◆ WRITTEN EXERCISE 1: Repeat the part of the Assunpink Lake tournament post starting at "Tough day for" and ending at "lot of shorts.".

** BEGIN EXCERPT PROVIDED **

# Assunpink Lake (SJ Hawg Hunters) 6/21



## fish devil (Jun 25, 2014)

Tough day for most teams because of the 15" minimum. In the end Wade and Zeke opened a can of whoop azz on the field. They had 4 fish for 14.82 lbs. Shallow water was the key for bigger fish. The deeper parts coughed up a lot of shorts.

South Jersey Hawg Hunters
Date: 6/21/2014
Format: Six bass limit, 15 inch minimum.
Weather: Warm, mostly sunny, light breeze.

Results: 

1. Zellman/Schoonover Team (Zeke Zellman & Wade Schoonover)
Total Bass/Weight = 4 / 14.82 lbs Points = 25

2. Snyder/G.Lentz Team (Dennis Snyder & Greg Lentz)

** END EXCERPT PROVIDED **

◆ WRITTEN EXERCISE 2: In the first listing, rewrite the lines starting at the one containing "492, 151, 642]" and ending at the one containing "place-label: West Slope: [190, 615, 273, 632]", swapping "Gladstone" for "Oregon City" and leaving everything else unchanged. Return only those lines.

** BEGIN EXTRACTED DATA **

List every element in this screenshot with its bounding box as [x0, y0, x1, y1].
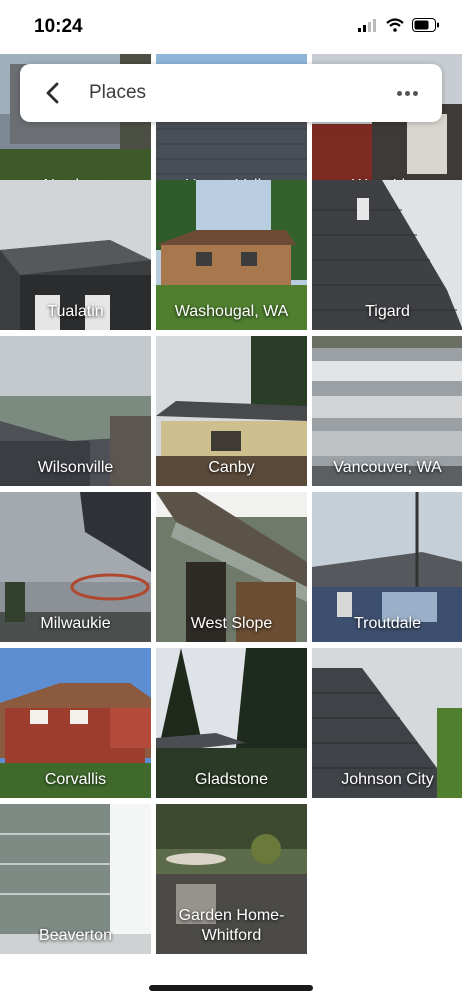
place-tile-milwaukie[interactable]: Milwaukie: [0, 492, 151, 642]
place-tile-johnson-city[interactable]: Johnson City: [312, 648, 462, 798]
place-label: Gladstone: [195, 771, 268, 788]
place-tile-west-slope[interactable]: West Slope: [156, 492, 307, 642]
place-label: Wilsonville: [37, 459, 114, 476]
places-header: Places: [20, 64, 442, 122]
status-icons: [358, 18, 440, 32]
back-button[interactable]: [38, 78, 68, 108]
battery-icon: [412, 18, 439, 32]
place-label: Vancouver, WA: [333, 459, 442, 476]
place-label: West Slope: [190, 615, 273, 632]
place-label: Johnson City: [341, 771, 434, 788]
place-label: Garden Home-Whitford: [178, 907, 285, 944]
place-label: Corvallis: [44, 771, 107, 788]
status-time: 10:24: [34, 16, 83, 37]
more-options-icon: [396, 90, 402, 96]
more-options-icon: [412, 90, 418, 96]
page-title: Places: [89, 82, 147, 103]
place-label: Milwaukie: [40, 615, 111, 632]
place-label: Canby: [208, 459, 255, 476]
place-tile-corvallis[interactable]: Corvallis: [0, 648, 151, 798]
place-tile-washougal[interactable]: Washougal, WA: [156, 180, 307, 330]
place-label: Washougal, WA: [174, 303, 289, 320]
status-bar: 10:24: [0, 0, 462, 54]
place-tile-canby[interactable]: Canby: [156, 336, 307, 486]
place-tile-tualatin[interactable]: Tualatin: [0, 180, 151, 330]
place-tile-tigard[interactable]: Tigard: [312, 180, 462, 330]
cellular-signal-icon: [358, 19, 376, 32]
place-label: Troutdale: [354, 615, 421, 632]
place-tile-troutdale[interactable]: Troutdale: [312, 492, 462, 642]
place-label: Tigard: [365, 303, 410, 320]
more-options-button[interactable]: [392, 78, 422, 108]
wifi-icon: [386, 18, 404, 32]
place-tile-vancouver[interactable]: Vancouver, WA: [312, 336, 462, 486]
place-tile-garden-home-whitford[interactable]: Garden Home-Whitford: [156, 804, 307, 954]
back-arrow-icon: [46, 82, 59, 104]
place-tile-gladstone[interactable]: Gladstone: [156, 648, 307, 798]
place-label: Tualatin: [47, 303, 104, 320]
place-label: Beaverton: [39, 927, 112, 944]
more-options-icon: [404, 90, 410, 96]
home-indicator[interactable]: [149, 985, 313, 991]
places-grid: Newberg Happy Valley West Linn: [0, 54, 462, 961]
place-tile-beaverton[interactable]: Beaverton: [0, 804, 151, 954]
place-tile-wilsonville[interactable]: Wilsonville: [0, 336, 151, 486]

** END EXTRACTED DATA **
** BEGIN EXTRACTED DATA **

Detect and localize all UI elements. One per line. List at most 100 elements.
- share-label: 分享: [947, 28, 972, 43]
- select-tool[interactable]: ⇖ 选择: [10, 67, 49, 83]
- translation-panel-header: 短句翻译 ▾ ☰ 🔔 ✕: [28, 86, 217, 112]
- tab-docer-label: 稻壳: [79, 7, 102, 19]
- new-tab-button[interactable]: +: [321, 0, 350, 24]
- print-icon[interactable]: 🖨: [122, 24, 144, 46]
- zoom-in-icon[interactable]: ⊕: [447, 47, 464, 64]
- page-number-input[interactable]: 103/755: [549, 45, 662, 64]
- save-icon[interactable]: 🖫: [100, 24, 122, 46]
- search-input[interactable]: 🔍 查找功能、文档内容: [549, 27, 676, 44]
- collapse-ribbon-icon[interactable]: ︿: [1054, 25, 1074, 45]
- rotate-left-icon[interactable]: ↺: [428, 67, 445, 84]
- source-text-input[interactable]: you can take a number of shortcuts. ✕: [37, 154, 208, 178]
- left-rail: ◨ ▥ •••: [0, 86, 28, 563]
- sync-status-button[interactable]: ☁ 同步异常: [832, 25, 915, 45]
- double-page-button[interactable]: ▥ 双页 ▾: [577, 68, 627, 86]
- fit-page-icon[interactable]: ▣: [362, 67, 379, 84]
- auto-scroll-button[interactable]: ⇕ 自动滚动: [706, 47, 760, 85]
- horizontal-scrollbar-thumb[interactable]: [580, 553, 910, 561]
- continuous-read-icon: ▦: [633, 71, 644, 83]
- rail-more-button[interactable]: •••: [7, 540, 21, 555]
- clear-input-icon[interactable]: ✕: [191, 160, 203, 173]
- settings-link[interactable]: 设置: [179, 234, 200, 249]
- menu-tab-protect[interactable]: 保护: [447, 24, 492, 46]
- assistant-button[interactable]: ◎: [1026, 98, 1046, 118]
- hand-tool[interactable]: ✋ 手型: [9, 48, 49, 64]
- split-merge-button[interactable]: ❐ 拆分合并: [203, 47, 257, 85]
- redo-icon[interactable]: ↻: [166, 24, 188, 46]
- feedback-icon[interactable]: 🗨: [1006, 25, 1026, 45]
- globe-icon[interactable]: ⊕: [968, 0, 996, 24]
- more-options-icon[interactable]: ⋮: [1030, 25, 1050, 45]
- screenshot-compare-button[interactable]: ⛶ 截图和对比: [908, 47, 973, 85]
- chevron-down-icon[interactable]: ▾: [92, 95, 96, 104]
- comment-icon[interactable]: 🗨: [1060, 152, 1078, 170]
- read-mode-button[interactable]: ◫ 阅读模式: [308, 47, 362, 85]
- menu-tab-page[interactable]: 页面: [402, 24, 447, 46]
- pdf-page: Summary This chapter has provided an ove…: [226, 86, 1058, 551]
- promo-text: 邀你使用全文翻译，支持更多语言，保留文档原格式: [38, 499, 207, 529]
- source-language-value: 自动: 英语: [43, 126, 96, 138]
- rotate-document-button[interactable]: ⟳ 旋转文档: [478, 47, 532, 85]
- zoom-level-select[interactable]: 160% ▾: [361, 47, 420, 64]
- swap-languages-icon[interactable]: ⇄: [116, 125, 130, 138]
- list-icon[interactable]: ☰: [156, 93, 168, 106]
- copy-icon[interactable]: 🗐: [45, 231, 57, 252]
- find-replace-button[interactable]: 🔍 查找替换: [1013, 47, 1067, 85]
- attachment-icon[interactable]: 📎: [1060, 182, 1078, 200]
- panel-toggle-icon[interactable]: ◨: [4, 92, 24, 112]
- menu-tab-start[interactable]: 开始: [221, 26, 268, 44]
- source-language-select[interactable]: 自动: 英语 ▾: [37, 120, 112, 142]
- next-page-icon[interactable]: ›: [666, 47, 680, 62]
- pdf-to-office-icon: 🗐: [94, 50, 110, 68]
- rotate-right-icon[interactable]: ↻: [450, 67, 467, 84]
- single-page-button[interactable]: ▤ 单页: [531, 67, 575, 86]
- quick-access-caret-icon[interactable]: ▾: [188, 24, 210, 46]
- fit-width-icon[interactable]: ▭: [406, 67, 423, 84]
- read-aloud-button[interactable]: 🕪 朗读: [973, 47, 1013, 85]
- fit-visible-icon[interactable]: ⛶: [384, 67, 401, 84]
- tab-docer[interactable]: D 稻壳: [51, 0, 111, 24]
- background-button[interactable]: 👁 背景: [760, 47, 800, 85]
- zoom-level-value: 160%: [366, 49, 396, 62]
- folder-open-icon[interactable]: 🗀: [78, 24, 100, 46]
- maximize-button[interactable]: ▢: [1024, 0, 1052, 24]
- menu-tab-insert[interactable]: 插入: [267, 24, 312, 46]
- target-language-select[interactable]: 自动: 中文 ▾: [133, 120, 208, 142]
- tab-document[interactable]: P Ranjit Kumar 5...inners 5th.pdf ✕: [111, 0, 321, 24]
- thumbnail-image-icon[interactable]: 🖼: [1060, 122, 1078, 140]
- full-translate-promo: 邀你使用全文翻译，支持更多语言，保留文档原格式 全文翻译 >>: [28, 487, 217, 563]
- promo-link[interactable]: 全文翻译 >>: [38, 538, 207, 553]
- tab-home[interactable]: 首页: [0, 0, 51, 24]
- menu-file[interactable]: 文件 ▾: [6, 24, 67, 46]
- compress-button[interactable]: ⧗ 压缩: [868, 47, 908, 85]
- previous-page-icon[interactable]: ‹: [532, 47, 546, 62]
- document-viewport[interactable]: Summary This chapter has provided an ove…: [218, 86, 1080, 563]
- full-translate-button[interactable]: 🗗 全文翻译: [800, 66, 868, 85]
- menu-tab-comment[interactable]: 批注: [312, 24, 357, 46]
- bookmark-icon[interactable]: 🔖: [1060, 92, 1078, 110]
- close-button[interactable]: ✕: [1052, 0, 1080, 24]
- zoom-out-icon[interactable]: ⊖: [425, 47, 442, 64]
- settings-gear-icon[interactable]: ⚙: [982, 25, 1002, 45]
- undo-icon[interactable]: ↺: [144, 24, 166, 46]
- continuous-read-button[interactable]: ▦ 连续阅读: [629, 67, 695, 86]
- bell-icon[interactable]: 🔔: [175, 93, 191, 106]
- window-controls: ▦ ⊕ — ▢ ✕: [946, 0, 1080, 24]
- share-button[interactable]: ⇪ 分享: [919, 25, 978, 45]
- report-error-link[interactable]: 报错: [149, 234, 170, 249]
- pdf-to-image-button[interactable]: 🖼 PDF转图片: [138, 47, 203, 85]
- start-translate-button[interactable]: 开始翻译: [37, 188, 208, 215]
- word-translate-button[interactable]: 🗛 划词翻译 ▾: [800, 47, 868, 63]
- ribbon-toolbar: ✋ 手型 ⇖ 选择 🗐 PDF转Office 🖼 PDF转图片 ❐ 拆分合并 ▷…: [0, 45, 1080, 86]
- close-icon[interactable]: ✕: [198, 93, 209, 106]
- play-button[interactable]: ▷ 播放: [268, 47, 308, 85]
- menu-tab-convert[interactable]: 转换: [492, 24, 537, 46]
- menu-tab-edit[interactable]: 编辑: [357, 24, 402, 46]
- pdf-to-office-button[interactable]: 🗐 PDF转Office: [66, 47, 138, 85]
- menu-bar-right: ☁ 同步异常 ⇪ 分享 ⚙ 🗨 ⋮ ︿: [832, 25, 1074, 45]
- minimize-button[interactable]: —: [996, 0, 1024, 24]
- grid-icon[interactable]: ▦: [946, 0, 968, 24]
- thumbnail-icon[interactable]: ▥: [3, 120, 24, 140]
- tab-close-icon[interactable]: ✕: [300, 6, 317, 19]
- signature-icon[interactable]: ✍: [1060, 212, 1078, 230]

** END EXTRACTED DATA **

◆ TASK OUTPUT 1:
Tough day for most teams because of the 15" minimum. In the end Wade and Zeke opened a can of whoop azz on the field. They had 4 fish for 14.82 lbs. Shallow water was the key for bigger fish. The deeper parts coughed up a lot of shorts.

◆ TASK OUTPUT 2:
place-tile-milwaukie[interactable]: Milwaukie: [0, 492, 151, 642]
place-tile-johnson-city[interactable]: Johnson City: [312, 648, 462, 798]
place-label: Oregon City: [195, 771, 268, 788]
place-tile-west-slope[interactable]: West Slope: [156, 492, 307, 642]
place-label: Wilsonville: [37, 459, 114, 476]
places-header: Places: [20, 64, 442, 122]
status-icons: [358, 18, 440, 32]
back-button[interactable]: [38, 78, 68, 108]
battery-icon: [412, 18, 439, 32]
place-label: Vancouver, WA: [333, 459, 442, 476]
place-label: West Slope: [190, 615, 273, 632]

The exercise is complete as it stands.